◆ **Task brief**
Go through the material below and copy all lines with "marker".

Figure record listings
════════════════════
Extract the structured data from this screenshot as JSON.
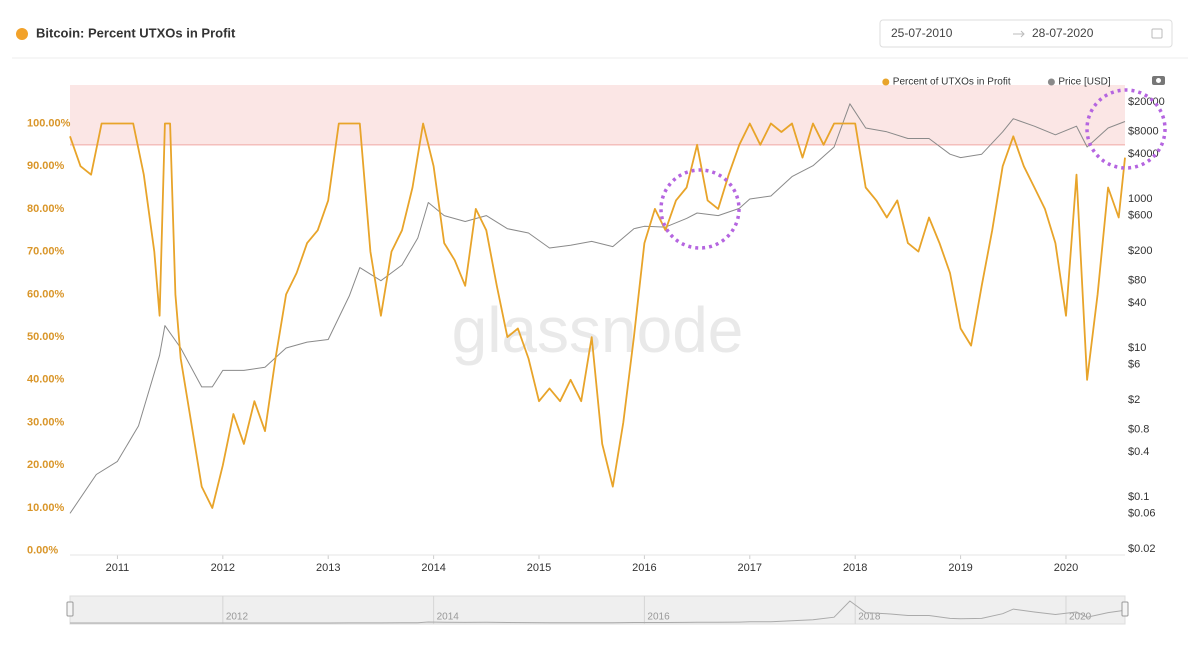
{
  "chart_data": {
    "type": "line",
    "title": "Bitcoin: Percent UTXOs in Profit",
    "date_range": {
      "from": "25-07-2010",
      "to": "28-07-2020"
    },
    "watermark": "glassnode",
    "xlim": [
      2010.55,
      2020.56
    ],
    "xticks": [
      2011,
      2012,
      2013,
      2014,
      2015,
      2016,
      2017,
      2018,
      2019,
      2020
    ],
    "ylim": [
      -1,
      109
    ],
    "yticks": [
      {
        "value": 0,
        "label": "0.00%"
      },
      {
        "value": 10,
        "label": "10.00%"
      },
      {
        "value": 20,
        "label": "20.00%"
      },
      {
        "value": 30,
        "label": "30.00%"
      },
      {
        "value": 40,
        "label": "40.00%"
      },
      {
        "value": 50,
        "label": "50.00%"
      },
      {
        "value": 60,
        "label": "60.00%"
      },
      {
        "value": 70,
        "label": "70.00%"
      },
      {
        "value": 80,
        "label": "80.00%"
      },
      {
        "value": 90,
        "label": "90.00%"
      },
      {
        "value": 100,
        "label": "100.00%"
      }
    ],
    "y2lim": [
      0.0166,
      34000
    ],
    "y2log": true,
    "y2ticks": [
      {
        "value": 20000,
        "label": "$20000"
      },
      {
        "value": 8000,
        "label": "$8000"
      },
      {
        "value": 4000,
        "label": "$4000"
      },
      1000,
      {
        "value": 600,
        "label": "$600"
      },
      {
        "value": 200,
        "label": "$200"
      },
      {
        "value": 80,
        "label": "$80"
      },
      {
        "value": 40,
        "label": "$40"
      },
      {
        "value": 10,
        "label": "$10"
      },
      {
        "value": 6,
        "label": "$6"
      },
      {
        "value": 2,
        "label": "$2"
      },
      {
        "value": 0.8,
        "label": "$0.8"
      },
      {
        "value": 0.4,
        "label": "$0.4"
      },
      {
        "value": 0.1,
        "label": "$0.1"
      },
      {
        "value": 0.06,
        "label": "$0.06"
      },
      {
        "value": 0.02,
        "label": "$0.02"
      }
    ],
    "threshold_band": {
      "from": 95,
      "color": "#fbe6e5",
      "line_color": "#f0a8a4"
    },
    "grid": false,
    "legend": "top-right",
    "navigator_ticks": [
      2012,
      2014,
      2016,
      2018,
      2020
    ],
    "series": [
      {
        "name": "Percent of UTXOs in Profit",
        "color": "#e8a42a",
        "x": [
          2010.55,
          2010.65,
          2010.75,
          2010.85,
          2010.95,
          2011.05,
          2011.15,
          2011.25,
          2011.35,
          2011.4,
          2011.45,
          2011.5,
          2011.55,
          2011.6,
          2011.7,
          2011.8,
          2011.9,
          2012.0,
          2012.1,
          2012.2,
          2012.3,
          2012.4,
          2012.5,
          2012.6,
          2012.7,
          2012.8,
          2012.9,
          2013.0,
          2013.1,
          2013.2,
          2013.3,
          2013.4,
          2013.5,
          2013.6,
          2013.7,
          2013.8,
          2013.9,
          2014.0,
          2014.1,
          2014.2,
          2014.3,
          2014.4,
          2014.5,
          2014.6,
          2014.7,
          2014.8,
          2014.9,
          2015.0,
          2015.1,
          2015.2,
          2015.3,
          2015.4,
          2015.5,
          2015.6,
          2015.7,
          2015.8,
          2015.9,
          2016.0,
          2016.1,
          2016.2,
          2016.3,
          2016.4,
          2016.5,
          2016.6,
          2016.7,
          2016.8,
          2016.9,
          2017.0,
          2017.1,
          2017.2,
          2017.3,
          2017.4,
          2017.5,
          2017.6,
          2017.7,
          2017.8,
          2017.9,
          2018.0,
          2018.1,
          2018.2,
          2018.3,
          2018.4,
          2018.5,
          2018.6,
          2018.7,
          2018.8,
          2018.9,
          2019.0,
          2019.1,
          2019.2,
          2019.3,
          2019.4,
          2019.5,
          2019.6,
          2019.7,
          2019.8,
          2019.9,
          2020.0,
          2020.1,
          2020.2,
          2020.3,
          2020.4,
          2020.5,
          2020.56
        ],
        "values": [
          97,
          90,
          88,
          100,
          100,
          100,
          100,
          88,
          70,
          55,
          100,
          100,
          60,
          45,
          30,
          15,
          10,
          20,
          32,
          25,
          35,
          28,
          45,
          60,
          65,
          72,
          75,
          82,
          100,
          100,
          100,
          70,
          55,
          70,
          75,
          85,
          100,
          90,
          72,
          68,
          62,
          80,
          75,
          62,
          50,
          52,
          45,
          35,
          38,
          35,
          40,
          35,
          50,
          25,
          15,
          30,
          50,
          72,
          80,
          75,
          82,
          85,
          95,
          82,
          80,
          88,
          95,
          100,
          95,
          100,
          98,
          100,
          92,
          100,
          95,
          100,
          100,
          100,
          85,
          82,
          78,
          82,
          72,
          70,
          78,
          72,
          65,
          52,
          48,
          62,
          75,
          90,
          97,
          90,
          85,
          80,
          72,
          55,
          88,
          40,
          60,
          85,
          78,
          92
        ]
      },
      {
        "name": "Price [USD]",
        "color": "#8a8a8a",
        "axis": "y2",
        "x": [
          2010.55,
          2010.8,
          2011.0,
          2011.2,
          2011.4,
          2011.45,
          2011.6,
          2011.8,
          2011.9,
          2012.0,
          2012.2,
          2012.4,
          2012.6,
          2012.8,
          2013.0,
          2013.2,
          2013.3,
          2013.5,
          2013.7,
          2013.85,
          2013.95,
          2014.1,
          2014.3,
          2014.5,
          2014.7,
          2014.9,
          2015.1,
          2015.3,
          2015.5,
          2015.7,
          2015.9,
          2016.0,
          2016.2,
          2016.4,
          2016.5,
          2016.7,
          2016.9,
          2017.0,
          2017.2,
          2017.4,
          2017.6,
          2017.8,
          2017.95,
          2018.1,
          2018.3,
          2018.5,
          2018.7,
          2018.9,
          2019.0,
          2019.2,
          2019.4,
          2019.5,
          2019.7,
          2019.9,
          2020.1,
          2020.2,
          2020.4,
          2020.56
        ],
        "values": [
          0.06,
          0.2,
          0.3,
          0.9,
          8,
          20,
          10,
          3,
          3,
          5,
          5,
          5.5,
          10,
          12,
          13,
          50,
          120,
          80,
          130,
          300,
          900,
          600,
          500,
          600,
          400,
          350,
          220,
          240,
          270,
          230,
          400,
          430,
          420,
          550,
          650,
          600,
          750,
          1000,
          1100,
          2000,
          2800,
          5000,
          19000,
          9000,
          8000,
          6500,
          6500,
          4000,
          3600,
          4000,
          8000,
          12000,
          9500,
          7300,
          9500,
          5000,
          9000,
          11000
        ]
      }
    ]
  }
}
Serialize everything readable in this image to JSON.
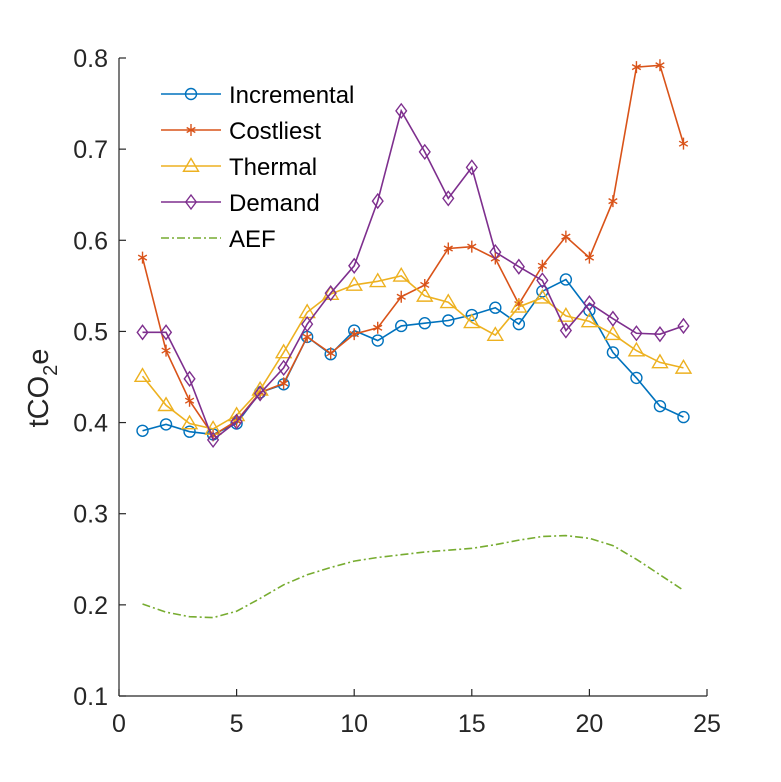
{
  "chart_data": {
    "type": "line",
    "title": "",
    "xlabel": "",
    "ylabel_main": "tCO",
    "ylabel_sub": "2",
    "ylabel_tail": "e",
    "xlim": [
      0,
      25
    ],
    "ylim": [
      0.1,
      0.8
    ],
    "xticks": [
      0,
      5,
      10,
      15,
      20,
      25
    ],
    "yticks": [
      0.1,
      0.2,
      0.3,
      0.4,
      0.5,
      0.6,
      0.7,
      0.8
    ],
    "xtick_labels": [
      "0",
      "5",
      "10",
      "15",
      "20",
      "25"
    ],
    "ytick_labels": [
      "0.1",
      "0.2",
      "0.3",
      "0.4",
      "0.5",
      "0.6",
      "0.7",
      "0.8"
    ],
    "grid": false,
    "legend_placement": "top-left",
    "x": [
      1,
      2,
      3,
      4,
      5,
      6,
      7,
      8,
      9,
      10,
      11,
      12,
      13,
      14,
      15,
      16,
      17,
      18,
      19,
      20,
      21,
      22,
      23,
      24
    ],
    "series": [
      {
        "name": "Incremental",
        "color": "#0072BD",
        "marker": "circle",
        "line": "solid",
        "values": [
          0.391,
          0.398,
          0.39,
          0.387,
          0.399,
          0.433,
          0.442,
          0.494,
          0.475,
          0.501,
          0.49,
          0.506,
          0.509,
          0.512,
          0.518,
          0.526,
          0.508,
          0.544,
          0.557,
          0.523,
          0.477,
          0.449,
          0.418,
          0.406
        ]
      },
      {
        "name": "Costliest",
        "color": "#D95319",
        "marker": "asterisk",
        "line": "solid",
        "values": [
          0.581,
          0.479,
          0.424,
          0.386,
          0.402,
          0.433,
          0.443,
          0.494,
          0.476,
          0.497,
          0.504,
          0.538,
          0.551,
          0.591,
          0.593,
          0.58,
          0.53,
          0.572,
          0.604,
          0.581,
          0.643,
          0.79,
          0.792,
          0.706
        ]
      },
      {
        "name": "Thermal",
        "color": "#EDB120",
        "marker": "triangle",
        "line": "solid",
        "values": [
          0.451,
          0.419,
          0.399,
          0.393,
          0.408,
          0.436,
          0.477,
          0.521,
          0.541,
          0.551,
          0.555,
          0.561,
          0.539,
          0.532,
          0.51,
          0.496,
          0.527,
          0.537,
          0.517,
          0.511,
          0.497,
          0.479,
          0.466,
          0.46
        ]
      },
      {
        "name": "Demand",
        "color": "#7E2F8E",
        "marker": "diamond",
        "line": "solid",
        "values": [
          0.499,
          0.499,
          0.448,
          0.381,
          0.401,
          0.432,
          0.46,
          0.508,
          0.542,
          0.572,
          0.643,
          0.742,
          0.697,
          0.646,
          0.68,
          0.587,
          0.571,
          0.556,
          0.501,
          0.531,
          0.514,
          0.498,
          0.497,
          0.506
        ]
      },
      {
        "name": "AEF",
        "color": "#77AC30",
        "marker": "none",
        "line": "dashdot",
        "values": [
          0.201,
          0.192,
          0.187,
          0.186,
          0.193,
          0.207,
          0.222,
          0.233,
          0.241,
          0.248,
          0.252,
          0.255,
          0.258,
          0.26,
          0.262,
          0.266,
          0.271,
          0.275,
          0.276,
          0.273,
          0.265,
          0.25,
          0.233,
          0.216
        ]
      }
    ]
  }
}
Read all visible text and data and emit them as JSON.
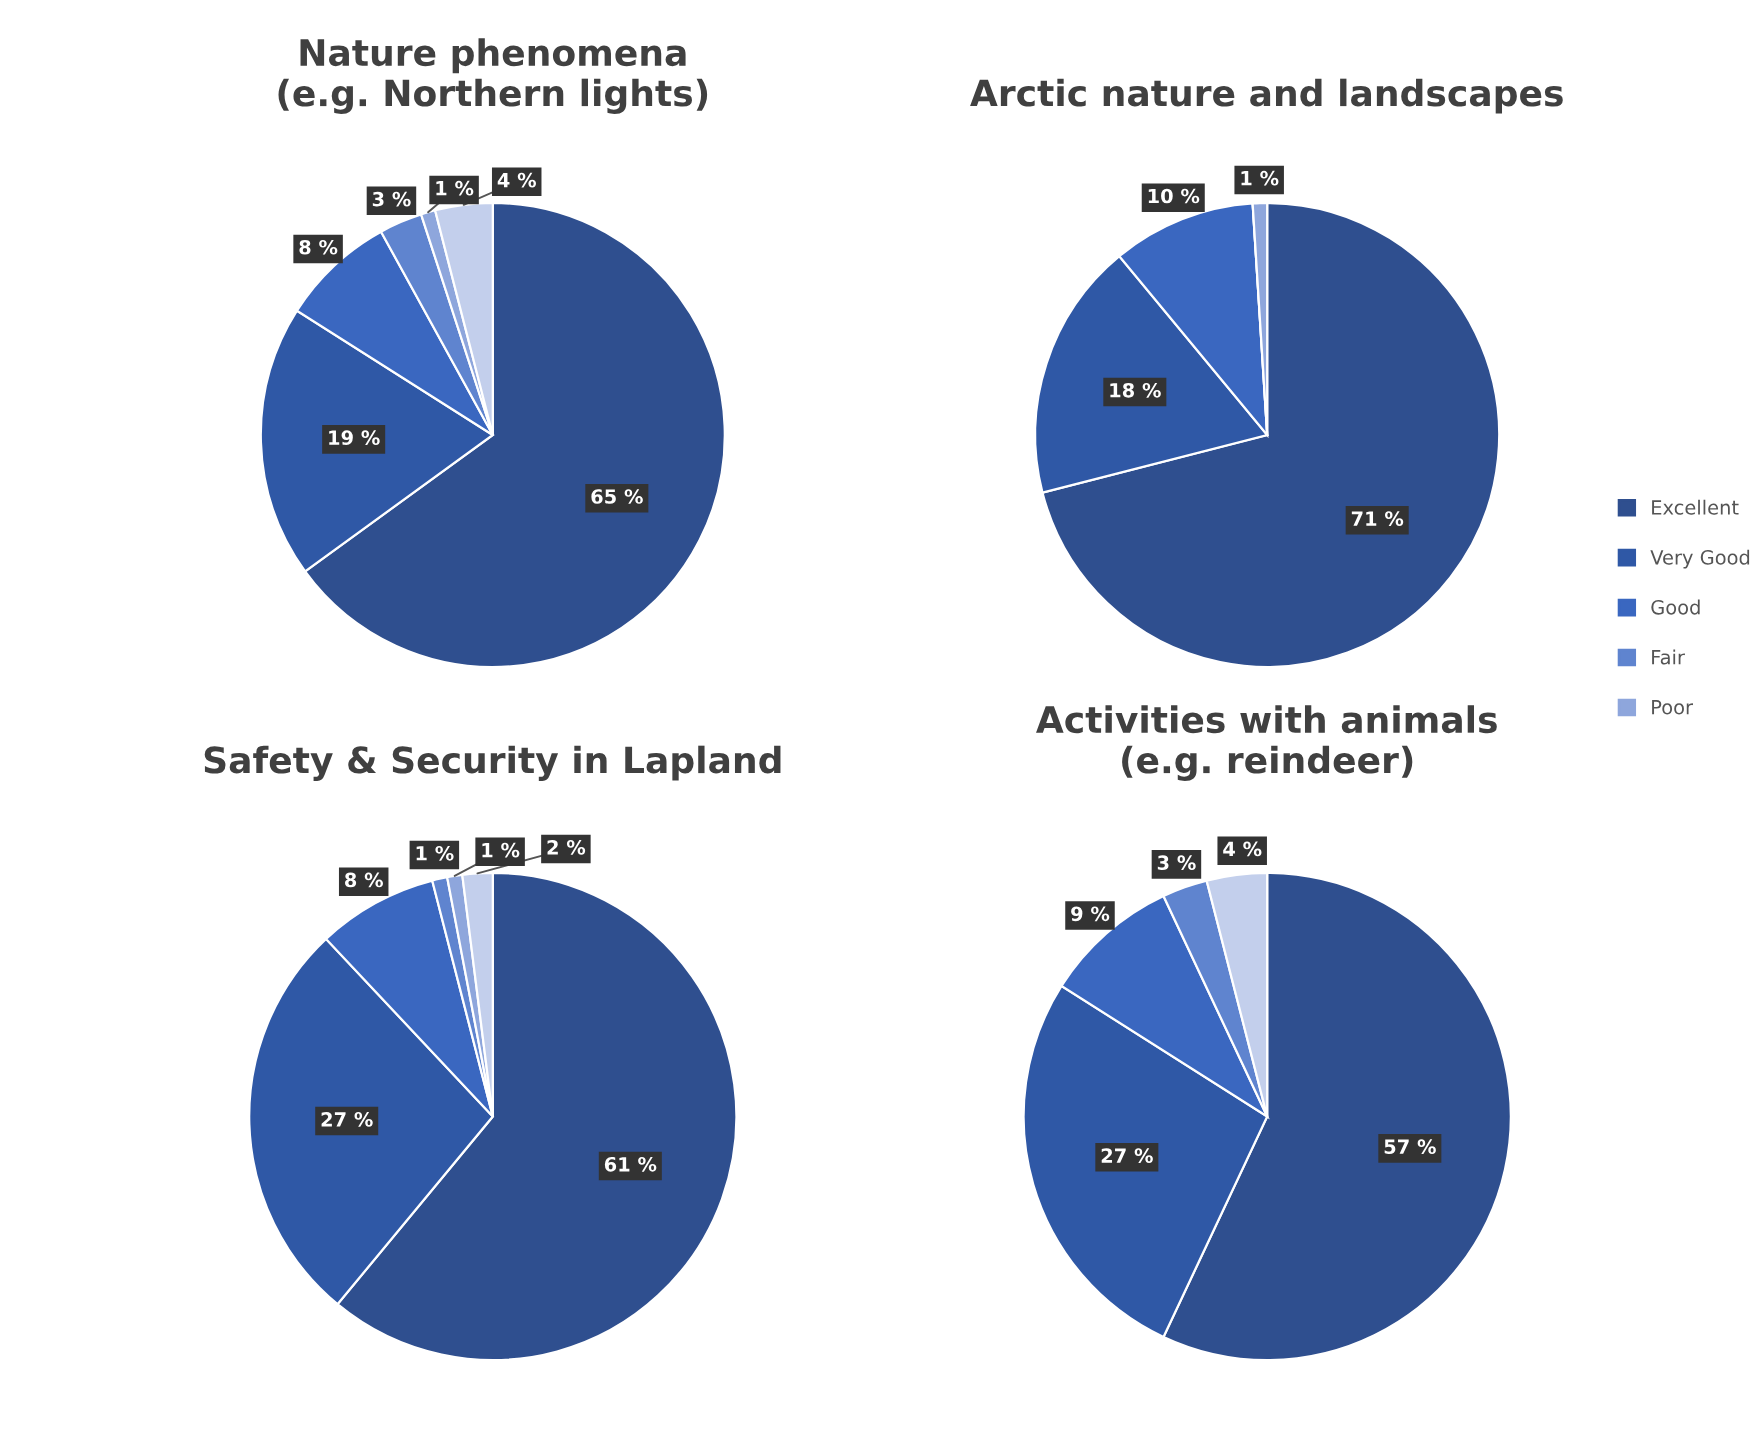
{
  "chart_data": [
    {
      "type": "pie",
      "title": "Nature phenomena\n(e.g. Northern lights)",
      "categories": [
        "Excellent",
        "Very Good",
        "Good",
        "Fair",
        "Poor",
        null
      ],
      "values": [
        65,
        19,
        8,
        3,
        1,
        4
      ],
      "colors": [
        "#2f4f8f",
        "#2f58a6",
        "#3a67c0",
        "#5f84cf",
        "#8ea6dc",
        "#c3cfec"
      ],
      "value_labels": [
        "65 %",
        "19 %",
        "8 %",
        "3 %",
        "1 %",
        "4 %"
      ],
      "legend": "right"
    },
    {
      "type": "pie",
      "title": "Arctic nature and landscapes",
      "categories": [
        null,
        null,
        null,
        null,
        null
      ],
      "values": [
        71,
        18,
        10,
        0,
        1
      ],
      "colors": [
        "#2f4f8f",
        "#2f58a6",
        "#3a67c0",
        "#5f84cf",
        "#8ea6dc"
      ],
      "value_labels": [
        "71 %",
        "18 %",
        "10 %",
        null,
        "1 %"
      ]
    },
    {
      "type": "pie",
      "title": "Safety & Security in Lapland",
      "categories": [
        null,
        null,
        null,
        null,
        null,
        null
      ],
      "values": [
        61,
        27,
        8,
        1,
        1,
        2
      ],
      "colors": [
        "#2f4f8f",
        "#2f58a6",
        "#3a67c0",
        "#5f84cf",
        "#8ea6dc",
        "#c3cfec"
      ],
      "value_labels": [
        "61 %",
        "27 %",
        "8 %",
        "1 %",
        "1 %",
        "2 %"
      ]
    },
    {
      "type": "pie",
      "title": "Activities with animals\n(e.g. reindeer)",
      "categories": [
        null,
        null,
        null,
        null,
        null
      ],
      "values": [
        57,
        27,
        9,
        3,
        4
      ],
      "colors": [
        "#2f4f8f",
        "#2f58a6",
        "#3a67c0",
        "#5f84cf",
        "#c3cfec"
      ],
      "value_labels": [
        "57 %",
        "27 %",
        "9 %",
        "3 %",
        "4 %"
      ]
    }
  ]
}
════════════════════
◆ **Result of this exercise**
        "marker": "circle",
        "marker": "asterisk",
        "marker": "triangle",
        "marker": "diamond",
        "marker": "none",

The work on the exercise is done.